• **PROBLEM STATEMENT**:
Output the data word for word, dropping every image.
↓
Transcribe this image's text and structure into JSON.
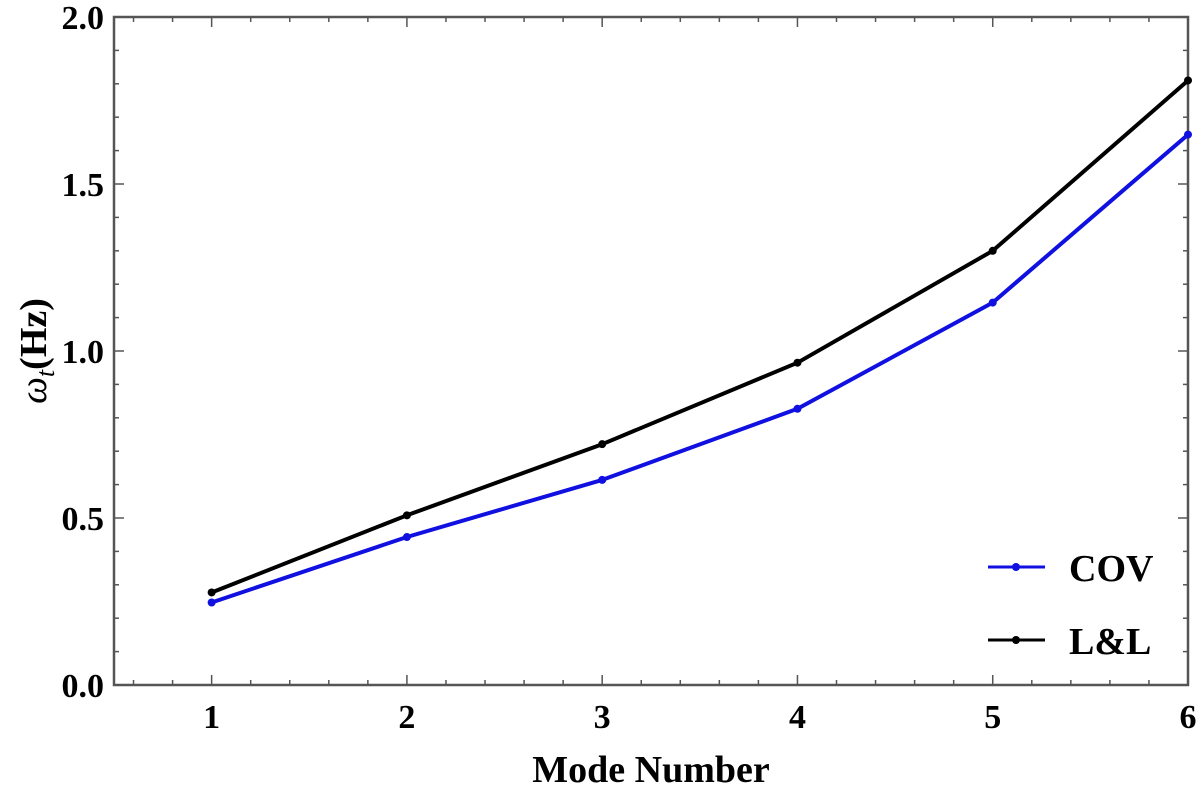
{
  "chart_data": {
    "type": "line",
    "title": "",
    "xlabel": "Mode Number",
    "ylabel_main": "ω",
    "ylabel_sub": "t",
    "ylabel_unit": "(Hz)",
    "x": [
      1,
      2,
      3,
      4,
      5,
      6
    ],
    "xlim": [
      0.5,
      6
    ],
    "ylim": [
      0.0,
      2.0
    ],
    "xticks": [
      1,
      2,
      3,
      4,
      5,
      6
    ],
    "yticks": [
      0.0,
      0.5,
      1.0,
      1.5,
      2.0
    ],
    "ytick_labels": [
      "0.0",
      "0.5",
      "1.0",
      "1.5",
      "2.0"
    ],
    "grid": false,
    "legend_position": "bottom-right",
    "series": [
      {
        "name": "COV",
        "color": "#1010e0",
        "values": [
          0.247,
          0.443,
          0.614,
          0.827,
          1.145,
          1.648
        ]
      },
      {
        "name": "L&L",
        "color": "#000000",
        "values": [
          0.277,
          0.508,
          0.721,
          0.965,
          1.3,
          1.81
        ]
      }
    ]
  }
}
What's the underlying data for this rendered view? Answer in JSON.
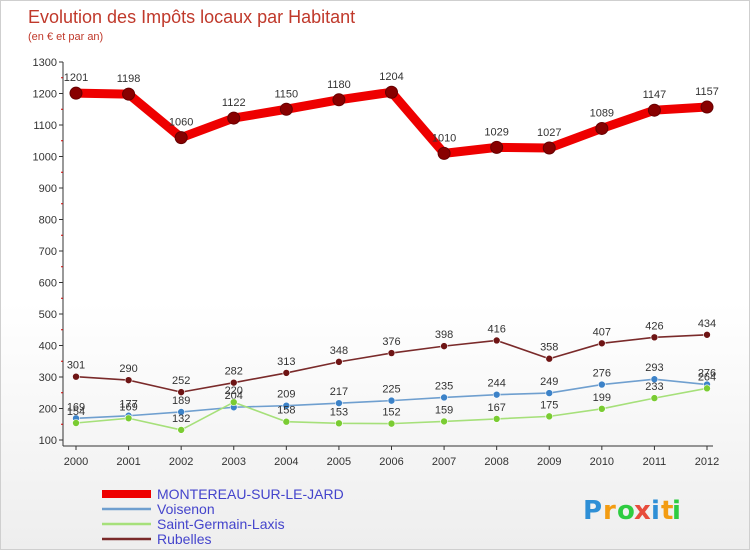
{
  "chart_data": {
    "type": "line",
    "title": "Evolution des Impôts locaux par Habitant",
    "subtitle": "(en € et par an)",
    "x": [
      "2000",
      "2001",
      "2002",
      "2003",
      "2004",
      "2005",
      "2006",
      "2007",
      "2008",
      "2009",
      "2010",
      "2011",
      "2012"
    ],
    "ylim": [
      100,
      1300
    ],
    "yticks": [
      100,
      200,
      300,
      400,
      500,
      600,
      700,
      800,
      900,
      1000,
      1100,
      1200,
      1300
    ],
    "grid": false,
    "legend_position": "bottom-left",
    "series": [
      {
        "name": "MONTEREAU-SUR-LE-JARD",
        "color": "#ee0000",
        "marker": "#880000",
        "values": [
          1201,
          1198,
          1060,
          1122,
          1150,
          1180,
          1204,
          1010,
          1029,
          1027,
          1089,
          1147,
          1157
        ]
      },
      {
        "name": "Voisenon",
        "color": "#6f9fcf",
        "marker": "#3c82c8",
        "values": [
          169,
          177,
          189,
          204,
          209,
          217,
          225,
          235,
          244,
          249,
          276,
          293,
          276
        ]
      },
      {
        "name": "Saint-Germain-Laxis",
        "color": "#a6e07a",
        "marker": "#7acc32",
        "values": [
          154,
          169,
          132,
          220,
          158,
          153,
          152,
          159,
          167,
          175,
          199,
          233,
          264
        ]
      },
      {
        "name": "Rubelles",
        "color": "#7a2a2a",
        "marker": "#6e1414",
        "values": [
          301,
          290,
          252,
          282,
          313,
          348,
          376,
          398,
          416,
          358,
          407,
          426,
          434
        ]
      }
    ]
  },
  "logo": {
    "text": "Proxiti",
    "letters": [
      {
        "ch": "P",
        "color": "#2e8fd6"
      },
      {
        "ch": "r",
        "color": "#f39c12"
      },
      {
        "ch": "o",
        "color": "#2ecc40"
      },
      {
        "ch": "x",
        "color": "#e74c3c"
      },
      {
        "ch": "i",
        "color": "#2e8fd6"
      },
      {
        "ch": "t",
        "color": "#f39c12"
      },
      {
        "ch": "i",
        "color": "#2ecc40"
      }
    ]
  }
}
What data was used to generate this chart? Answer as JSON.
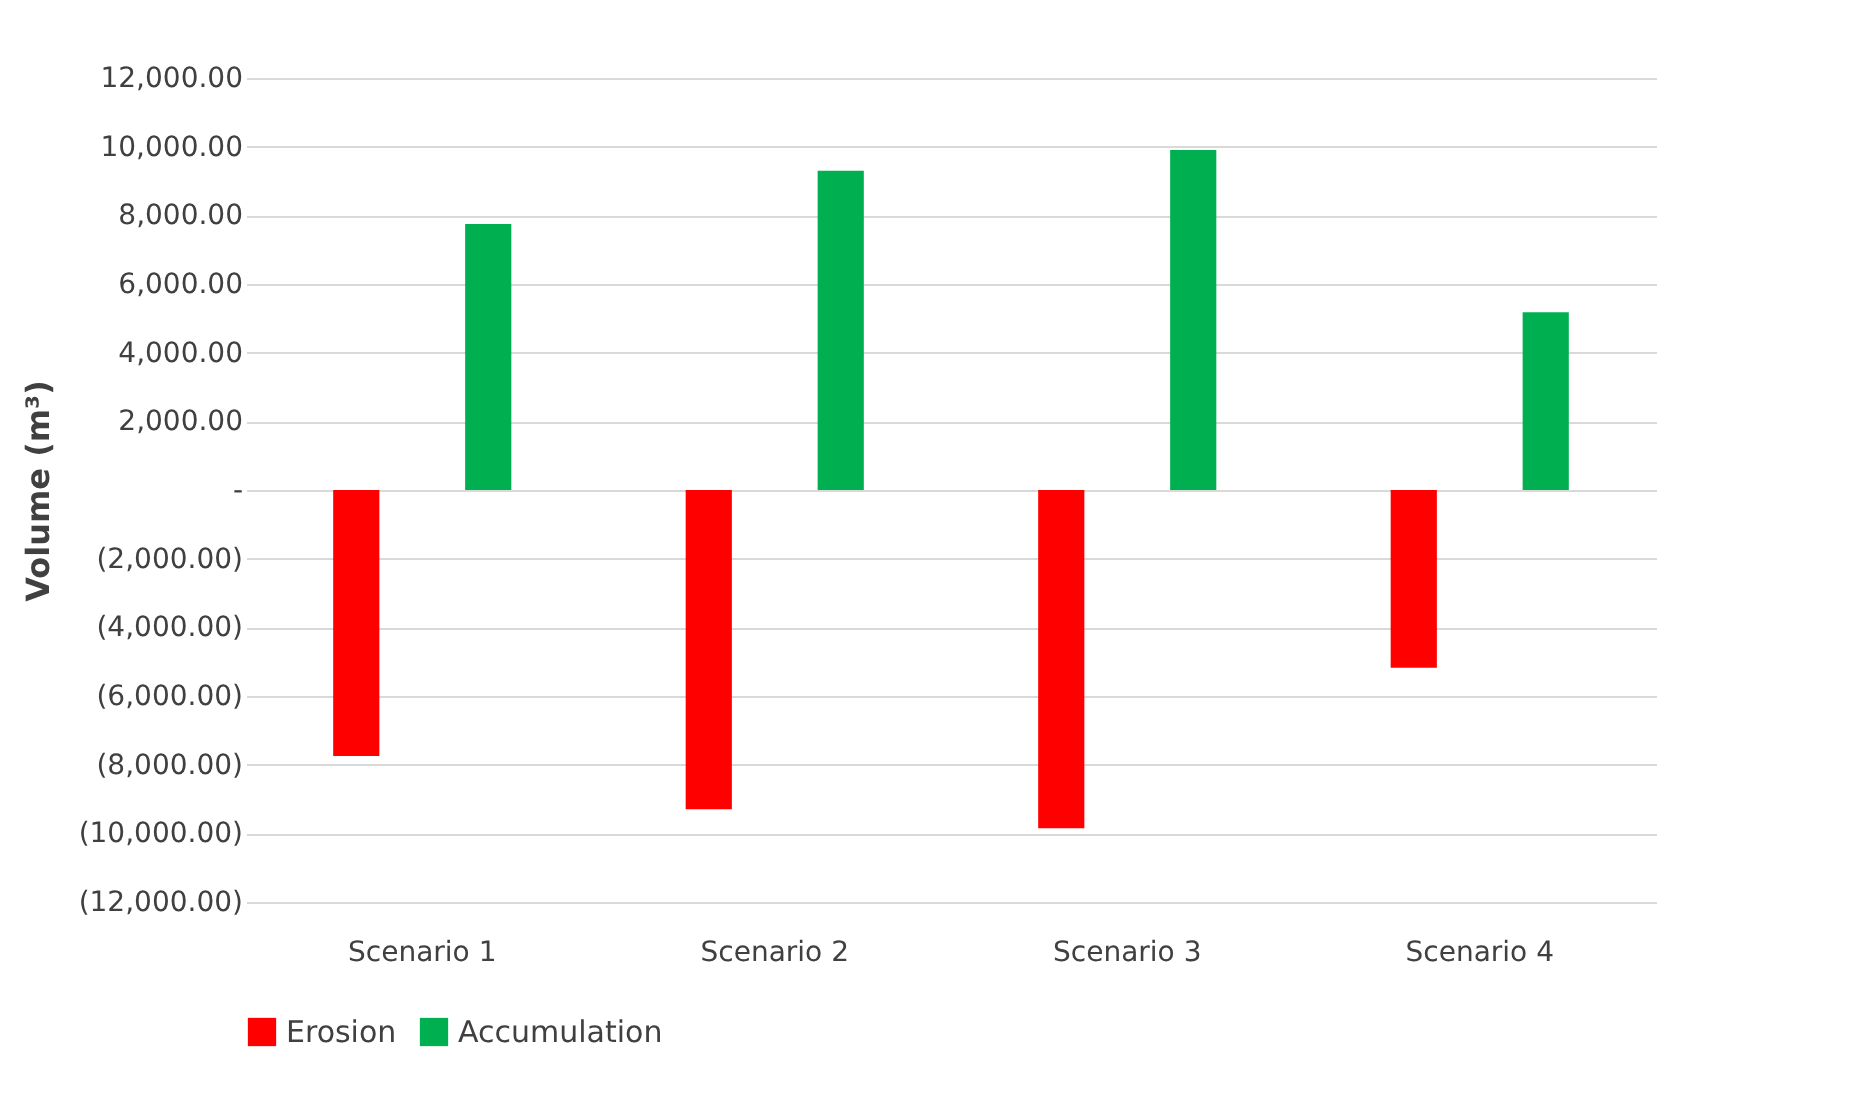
↑
• **FULL ANSWER**:
Transcribe this image's text and structure into JSON.
{
  "chart_data": {
    "type": "line",
    "title": "",
    "xlabel": "Mode Number",
    "ylabel_main": "ω",
    "ylabel_sub": "t",
    "ylabel_unit": "(Hz)",
    "x": [
      1,
      2,
      3,
      4,
      5,
      6
    ],
    "xlim": [
      0.5,
      6
    ],
    "ylim": [
      0.0,
      2.0
    ],
    "xticks": [
      1,
      2,
      3,
      4,
      5,
      6
    ],
    "yticks": [
      0.0,
      0.5,
      1.0,
      1.5,
      2.0
    ],
    "ytick_labels": [
      "0.0",
      "0.5",
      "1.0",
      "1.5",
      "2.0"
    ],
    "grid": false,
    "legend_position": "bottom-right",
    "series": [
      {
        "name": "COV",
        "color": "#1010e0",
        "values": [
          0.247,
          0.443,
          0.614,
          0.827,
          1.145,
          1.648
        ]
      },
      {
        "name": "L&L",
        "color": "#000000",
        "values": [
          0.277,
          0.508,
          0.721,
          0.965,
          1.3,
          1.81
        ]
      }
    ]
  }
}
What's the underlying data for this rendered view? Answer in JSON.
{
  "chart_data": {
    "type": "line",
    "title": "Evolution des Impôts locaux par Habitant",
    "subtitle": "(en € et par an)",
    "x": [
      "2000",
      "2001",
      "2002",
      "2003",
      "2004",
      "2005",
      "2006",
      "2007",
      "2008",
      "2009",
      "2010",
      "2011",
      "2012"
    ],
    "ylim": [
      100,
      1300
    ],
    "yticks": [
      100,
      200,
      300,
      400,
      500,
      600,
      700,
      800,
      900,
      1000,
      1100,
      1200,
      1300
    ],
    "grid": false,
    "legend_position": "bottom-left",
    "series": [
      {
        "name": "MONTEREAU-SUR-LE-JARD",
        "color": "#ee0000",
        "marker": "#880000",
        "values": [
          1201,
          1198,
          1060,
          1122,
          1150,
          1180,
          1204,
          1010,
          1029,
          1027,
          1089,
          1147,
          1157
        ]
      },
      {
        "name": "Voisenon",
        "color": "#6f9fcf",
        "marker": "#3c82c8",
        "values": [
          169,
          177,
          189,
          204,
          209,
          217,
          225,
          235,
          244,
          249,
          276,
          293,
          276
        ]
      },
      {
        "name": "Saint-Germain-Laxis",
        "color": "#a6e07a",
        "marker": "#7acc32",
        "values": [
          154,
          169,
          132,
          220,
          158,
          153,
          152,
          159,
          167,
          175,
          199,
          233,
          264
        ]
      },
      {
        "name": "Rubelles",
        "color": "#7a2a2a",
        "marker": "#6e1414",
        "values": [
          301,
          290,
          252,
          282,
          313,
          348,
          376,
          398,
          416,
          358,
          407,
          426,
          434
        ]
      }
    ]
  },
  "logo": {
    "text": "Proxiti",
    "letters": [
      {
        "ch": "P",
        "color": "#2e8fd6"
      },
      {
        "ch": "r",
        "color": "#f39c12"
      },
      {
        "ch": "o",
        "color": "#2ecc40"
      },
      {
        "ch": "x",
        "color": "#e74c3c"
      },
      {
        "ch": "i",
        "color": "#2e8fd6"
      },
      {
        "ch": "t",
        "color": "#f39c12"
      },
      {
        "ch": "i",
        "color": "#2ecc40"
      }
    ]
  }
}
What data was used to generate this chart? Answer as JSON.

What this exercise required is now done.